---------- Excerpted passage ----------
The Radiological Society of North America published an expert consensus statement on reporting of CT findings of COVID-19.71 The most typical CT features are ground-glass opacities, with a peripheral, bilateral, and lower lung predominant pattern (Figure 2). Ground-glass opacities are commonly described to have rounded or nodular morphologic features. Progression of COVID-19 is characterized by increasing extent and density of opacities, consolidation and “crazy-paving” appearance, and organization with fibrosis.

Many CT findings are not commonly seen with COVID-19 and indicate alternate or additional disease processes, including upper lobe or perihilar distribution, “tree-in-bud” centrilobular nodularity, pleural effusions, cavitation, discrete solid nodules, and lymphadenopathy.
---------- Supplied records ----------
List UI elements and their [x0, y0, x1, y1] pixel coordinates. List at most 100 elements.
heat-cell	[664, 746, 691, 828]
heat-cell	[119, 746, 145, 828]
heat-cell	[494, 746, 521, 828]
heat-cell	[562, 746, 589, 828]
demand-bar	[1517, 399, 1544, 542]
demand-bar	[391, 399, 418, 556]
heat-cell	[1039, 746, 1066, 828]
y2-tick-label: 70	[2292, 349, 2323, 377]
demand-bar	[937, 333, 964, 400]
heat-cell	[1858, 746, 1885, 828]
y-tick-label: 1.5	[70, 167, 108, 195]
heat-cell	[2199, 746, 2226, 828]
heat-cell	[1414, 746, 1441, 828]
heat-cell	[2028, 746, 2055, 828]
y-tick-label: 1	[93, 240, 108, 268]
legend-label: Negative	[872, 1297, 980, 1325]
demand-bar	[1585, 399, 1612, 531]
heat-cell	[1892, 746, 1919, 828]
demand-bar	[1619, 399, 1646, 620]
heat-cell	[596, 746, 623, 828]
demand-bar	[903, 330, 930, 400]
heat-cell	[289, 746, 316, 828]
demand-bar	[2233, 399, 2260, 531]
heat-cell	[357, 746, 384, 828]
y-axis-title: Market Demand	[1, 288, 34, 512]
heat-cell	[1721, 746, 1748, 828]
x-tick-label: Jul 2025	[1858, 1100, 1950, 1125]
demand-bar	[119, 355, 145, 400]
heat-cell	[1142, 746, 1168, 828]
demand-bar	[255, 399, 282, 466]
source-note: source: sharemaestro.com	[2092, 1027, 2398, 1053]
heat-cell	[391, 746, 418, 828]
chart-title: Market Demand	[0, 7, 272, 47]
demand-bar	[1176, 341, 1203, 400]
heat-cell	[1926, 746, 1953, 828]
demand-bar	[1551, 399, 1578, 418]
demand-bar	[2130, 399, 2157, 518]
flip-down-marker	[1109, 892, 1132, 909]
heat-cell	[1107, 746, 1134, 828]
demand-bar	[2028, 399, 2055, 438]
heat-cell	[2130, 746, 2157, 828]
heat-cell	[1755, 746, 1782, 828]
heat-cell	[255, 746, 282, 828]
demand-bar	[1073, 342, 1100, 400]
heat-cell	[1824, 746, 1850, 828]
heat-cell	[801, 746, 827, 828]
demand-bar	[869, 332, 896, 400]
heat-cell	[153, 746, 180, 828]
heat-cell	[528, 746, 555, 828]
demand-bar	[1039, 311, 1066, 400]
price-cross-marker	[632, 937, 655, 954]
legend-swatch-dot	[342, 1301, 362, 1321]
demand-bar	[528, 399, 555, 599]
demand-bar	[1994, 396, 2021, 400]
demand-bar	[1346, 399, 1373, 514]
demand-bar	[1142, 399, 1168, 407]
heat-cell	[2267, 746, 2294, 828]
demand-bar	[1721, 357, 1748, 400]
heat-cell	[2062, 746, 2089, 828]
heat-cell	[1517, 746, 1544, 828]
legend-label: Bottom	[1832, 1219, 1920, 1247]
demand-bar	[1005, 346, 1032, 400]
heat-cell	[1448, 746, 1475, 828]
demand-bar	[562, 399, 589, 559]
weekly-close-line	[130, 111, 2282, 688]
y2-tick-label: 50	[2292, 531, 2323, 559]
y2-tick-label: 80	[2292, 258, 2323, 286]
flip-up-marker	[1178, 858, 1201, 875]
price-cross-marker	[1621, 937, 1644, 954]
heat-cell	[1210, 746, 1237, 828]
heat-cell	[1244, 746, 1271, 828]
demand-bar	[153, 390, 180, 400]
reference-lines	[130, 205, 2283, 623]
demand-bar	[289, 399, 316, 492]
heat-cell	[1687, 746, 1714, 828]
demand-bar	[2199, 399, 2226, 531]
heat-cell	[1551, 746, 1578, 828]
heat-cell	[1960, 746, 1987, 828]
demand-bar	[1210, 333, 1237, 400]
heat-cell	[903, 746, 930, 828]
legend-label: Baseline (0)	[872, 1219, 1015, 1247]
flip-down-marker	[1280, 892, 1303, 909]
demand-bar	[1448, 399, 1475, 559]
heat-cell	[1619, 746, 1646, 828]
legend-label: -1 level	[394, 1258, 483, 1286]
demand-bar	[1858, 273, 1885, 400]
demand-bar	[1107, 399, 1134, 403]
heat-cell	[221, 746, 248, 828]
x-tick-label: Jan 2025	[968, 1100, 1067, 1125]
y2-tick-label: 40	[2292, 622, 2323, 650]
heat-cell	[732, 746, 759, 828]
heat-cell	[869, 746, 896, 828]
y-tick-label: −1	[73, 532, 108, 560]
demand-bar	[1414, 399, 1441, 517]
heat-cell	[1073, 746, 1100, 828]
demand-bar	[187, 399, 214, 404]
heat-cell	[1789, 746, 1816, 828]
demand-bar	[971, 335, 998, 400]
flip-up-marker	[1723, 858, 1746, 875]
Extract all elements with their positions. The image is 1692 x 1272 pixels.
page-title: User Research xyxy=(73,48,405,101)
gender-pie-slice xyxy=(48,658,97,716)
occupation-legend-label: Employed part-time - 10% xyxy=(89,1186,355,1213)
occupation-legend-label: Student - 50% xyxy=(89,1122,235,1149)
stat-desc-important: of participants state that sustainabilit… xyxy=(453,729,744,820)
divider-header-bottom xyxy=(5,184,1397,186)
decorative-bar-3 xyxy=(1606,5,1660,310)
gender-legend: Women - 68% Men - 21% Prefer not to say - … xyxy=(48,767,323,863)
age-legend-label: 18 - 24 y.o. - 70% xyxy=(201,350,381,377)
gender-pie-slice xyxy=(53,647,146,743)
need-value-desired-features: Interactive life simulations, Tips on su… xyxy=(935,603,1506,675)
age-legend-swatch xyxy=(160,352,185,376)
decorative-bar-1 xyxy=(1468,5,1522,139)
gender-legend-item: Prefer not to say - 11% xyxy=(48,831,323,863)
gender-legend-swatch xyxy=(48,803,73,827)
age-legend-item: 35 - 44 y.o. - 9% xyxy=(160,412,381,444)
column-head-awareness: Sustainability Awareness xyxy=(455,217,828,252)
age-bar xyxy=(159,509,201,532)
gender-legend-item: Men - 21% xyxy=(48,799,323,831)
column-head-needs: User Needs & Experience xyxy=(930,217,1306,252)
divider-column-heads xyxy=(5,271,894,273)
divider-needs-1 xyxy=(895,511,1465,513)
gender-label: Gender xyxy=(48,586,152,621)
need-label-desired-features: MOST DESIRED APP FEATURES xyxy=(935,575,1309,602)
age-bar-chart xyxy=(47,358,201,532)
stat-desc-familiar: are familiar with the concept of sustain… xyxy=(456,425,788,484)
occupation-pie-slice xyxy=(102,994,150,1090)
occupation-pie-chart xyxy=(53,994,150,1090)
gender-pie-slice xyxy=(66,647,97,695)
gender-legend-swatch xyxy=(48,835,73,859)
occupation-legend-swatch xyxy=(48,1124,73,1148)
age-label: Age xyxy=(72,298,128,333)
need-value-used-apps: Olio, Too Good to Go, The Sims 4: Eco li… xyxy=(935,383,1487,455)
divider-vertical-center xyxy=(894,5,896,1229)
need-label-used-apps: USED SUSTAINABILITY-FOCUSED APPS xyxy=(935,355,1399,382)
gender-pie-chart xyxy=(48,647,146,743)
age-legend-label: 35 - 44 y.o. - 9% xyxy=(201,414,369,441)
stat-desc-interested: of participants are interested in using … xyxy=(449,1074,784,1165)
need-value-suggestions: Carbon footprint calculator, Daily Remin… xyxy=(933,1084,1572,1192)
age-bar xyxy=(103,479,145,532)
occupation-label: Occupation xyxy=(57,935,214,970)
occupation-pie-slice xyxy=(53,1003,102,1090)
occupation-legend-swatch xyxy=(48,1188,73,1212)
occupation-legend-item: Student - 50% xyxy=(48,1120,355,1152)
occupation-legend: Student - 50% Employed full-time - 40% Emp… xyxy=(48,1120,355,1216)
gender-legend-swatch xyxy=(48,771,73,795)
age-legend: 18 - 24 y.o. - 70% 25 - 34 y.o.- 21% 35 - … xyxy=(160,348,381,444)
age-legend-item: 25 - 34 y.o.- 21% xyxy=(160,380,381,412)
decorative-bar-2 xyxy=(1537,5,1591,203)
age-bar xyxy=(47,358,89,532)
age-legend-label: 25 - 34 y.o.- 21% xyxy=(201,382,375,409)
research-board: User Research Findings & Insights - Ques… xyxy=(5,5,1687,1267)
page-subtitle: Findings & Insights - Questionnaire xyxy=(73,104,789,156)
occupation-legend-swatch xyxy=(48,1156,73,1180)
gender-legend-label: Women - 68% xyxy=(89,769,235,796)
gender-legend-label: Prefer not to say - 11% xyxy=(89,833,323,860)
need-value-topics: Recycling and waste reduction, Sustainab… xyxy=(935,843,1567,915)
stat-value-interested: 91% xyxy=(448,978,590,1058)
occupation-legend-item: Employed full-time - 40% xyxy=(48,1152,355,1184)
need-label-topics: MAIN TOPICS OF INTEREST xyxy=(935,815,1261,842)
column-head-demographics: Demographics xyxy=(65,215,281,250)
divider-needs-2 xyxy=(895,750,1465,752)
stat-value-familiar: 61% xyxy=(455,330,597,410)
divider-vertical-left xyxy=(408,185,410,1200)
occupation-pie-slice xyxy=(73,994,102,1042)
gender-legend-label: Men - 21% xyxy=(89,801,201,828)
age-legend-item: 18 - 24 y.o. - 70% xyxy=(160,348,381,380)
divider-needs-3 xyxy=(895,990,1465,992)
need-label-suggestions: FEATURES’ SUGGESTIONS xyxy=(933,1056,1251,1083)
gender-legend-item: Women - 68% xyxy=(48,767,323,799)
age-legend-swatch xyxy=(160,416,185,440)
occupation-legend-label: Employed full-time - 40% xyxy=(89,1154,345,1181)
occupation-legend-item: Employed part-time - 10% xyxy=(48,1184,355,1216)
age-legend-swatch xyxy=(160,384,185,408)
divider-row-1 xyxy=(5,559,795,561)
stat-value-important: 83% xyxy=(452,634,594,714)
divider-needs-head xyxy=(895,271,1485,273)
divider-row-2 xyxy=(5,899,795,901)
----------
** Requirement **
Reproduce the passage on CT findings in COVID-19 in full, word for word. The entries have nothing to do with the passage on CT findings in COVID-19.

** Output below **
The Radiological Society of North America published an expert consensus statement on reporting of CT findings of COVID-19.71 The most typical CT features are ground-glass opacities, with a peripheral, bilateral, and lower lung predominant pattern (Figure 2). Ground-glass opacities are commonly described to have rounded or nodular morphologic features. Progression of COVID-19 is characterized by increasing extent and density of opacities, consolidation and “crazy-paving” appearance, and organization with fibrosis.

Many CT findings are not commonly seen with COVID-19 and indicate alternate or additional disease processes, including upper lobe or perihilar distribution, “tree-in-bud” centrilobular nodularity, pleural effusions, cavitation, discrete solid nodules, and lymphadenopathy.